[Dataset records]
---------------

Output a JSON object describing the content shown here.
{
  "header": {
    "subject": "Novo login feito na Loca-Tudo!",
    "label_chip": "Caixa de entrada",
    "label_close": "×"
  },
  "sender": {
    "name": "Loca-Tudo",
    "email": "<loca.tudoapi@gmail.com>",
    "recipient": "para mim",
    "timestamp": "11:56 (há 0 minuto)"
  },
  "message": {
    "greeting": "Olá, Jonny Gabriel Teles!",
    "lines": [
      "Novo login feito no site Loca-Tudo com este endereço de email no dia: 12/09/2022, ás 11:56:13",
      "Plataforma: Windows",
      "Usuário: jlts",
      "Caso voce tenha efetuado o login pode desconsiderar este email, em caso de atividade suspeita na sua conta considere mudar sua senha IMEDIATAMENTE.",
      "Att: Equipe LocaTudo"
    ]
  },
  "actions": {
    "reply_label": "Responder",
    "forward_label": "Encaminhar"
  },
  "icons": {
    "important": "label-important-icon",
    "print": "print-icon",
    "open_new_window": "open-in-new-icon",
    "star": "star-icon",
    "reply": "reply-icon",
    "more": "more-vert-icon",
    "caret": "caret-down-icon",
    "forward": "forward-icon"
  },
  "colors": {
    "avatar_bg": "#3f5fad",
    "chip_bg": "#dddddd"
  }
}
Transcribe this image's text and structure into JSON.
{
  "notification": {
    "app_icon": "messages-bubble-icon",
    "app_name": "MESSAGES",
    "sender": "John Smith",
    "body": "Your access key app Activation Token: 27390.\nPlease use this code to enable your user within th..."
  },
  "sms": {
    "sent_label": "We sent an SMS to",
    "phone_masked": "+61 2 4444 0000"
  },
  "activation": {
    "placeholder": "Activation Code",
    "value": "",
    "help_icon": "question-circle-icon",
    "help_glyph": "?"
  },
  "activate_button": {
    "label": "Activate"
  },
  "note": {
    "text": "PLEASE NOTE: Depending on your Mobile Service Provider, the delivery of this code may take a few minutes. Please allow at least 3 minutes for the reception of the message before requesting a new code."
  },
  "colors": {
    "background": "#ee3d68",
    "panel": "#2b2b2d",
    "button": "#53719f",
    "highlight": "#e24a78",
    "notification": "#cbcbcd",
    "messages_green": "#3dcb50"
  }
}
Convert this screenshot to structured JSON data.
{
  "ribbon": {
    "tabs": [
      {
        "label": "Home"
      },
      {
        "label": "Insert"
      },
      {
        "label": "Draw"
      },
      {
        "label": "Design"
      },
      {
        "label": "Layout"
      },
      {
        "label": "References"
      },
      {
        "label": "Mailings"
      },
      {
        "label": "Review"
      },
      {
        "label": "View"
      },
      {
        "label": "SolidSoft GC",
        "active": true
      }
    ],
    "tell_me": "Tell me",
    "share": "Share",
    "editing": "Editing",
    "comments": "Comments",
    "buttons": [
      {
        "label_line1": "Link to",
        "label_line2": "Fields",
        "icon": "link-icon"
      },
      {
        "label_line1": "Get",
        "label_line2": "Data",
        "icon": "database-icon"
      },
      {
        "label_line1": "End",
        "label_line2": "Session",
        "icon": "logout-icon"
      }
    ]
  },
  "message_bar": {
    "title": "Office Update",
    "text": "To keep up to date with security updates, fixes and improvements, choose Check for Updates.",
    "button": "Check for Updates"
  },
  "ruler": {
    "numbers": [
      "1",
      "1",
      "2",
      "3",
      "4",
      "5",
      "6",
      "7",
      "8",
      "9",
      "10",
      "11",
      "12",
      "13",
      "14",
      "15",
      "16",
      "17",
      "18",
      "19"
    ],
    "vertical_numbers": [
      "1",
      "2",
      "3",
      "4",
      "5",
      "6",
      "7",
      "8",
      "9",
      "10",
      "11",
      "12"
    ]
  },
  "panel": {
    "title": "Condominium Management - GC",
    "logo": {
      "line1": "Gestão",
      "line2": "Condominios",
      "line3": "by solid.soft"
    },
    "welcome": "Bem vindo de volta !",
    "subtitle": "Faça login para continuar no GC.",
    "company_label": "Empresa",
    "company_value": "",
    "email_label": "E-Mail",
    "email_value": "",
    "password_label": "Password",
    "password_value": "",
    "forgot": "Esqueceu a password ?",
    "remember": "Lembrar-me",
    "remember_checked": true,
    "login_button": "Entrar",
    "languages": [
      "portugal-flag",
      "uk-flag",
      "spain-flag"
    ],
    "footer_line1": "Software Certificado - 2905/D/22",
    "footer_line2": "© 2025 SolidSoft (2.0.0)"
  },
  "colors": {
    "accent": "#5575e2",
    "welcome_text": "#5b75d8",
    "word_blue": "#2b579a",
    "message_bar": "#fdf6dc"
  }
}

---------------

== Given instruction ==
Take the records above and return them exactly as written.

== The answer ==
Output a JSON object describing the content shown here.
{
  "header": {
    "subject": "Novo login feito na Loca-Tudo!",
    "label_chip": "Caixa de entrada",
    "label_close": "×"
  },
  "sender": {
    "name": "Loca-Tudo",
    "email": "<loca.tudoapi@gmail.com>",
    "recipient": "para mim",
    "timestamp": "11:56 (há 0 minuto)"
  },
  "message": {
    "greeting": "Olá, Jonny Gabriel Teles!",
    "lines": [
      "Novo login feito no site Loca-Tudo com este endereço de email no dia: 12/09/2022, ás 11:56:13",
      "Plataforma: Windows",
      "Usuário: jlts",
      "Caso voce tenha efetuado o login pode desconsiderar este email, em caso de atividade suspeita na sua conta considere mudar sua senha IMEDIATAMENTE.",
      "Att: Equipe LocaTudo"
    ]
  },
  "actions": {
    "reply_label": "Responder",
    "forward_label": "Encaminhar"
  },
  "icons": {
    "important": "label-important-icon",
    "print": "print-icon",
    "open_new_window": "open-in-new-icon",
    "star": "star-icon",
    "reply": "reply-icon",
    "more": "more-vert-icon",
    "caret": "caret-down-icon",
    "forward": "forward-icon"
  },
  "colors": {
    "avatar_bg": "#3f5fad",
    "chip_bg": "#dddddd"
  }
}
Transcribe this image's text and structure into JSON.
{
  "notification": {
    "app_icon": "messages-bubble-icon",
    "app_name": "MESSAGES",
    "sender": "John Smith",
    "body": "Your access key app Activation Token: 27390.\nPlease use this code to enable your user within th..."
  },
  "sms": {
    "sent_label": "We sent an SMS to",
    "phone_masked": "+61 2 4444 0000"
  },
  "activation": {
    "placeholder": "Activation Code",
    "value": "",
    "help_icon": "question-circle-icon",
    "help_glyph": "?"
  },
  "activate_button": {
    "label": "Activate"
  },
  "note": {
    "text": "PLEASE NOTE: Depending on your Mobile Service Provider, the delivery of this code may take a few minutes. Please allow at least 3 minutes for the reception of the message before requesting a new code."
  },
  "colors": {
    "background": "#ee3d68",
    "panel": "#2b2b2d",
    "button": "#53719f",
    "highlight": "#e24a78",
    "notification": "#cbcbcd",
    "messages_green": "#3dcb50"
  }
}
Convert this screenshot to structured JSON data.
{
  "ribbon": {
    "tabs": [
      {
        "label": "Home"
      },
      {
        "label": "Insert"
      },
      {
        "label": "Draw"
      },
      {
        "label": "Design"
      },
      {
        "label": "Layout"
      },
      {
        "label": "References"
      },
      {
        "label": "Mailings"
      },
      {
        "label": "Review"
      },
      {
        "label": "View"
      },
      {
        "label": "SolidSoft GC",
        "active": true
      }
    ],
    "tell_me": "Tell me",
    "share": "Share",
    "editing": "Editing",
    "comments": "Comments",
    "buttons": [
      {
        "label_line1": "Link to",
        "label_line2": "Fields",
        "icon": "link-icon"
      },
      {
        "label_line1": "Get",
        "label_line2": "Data",
        "icon": "database-icon"
      },
      {
        "label_line1": "End",
        "label_line2": "Session",
        "icon": "logout-icon"
      }
    ]
  },
  "message_bar": {
    "title": "Office Update",
    "text": "To keep up to date with security updates, fixes and improvements, choose Check for Updates.",
    "button": "Check for Updates"
  },
  "ruler": {
    "numbers": [
      "1",
      "1",
      "2",
      "3",
      "4",
      "5",
      "6",
      "7",
      "8",
      "9",
      "10",
      "11",
      "12",
      "13",
      "14",
      "15",
      "16",
      "17",
      "18",
      "19"
    ],
    "vertical_numbers": [
      "1",
      "2",
      "3",
      "4",
      "5",
      "6",
      "7",
      "8",
      "9",
      "10",
      "11",
      "12"
    ]
  },
  "panel": {
    "title": "Condominium Management - GC",
    "logo": {
      "line1": "Gestão",
      "line2": "Condominios",
      "line3": "by solid.soft"
    },
    "welcome": "Bem vindo de volta !",
    "subtitle": "Faça login para continuar no GC.",
    "company_label": "Empresa",
    "company_value": "",
    "email_label": "E-Mail",
    "email_value": "",
    "password_label": "Password",
    "password_value": "",
    "forgot": "Esqueceu a password ?",
    "remember": "Lembrar-me",
    "remember_checked": true,
    "login_button": "Entrar",
    "languages": [
      "portugal-flag",
      "uk-flag",
      "spain-flag"
    ],
    "footer_line1": "Software Certificado - 2905/D/22",
    "footer_line2": "© 2025 SolidSoft (2.0.0)"
  },
  "colors": {
    "accent": "#5575e2",
    "welcome_text": "#5b75d8",
    "word_blue": "#2b579a",
    "message_bar": "#fdf6dc"
  }
}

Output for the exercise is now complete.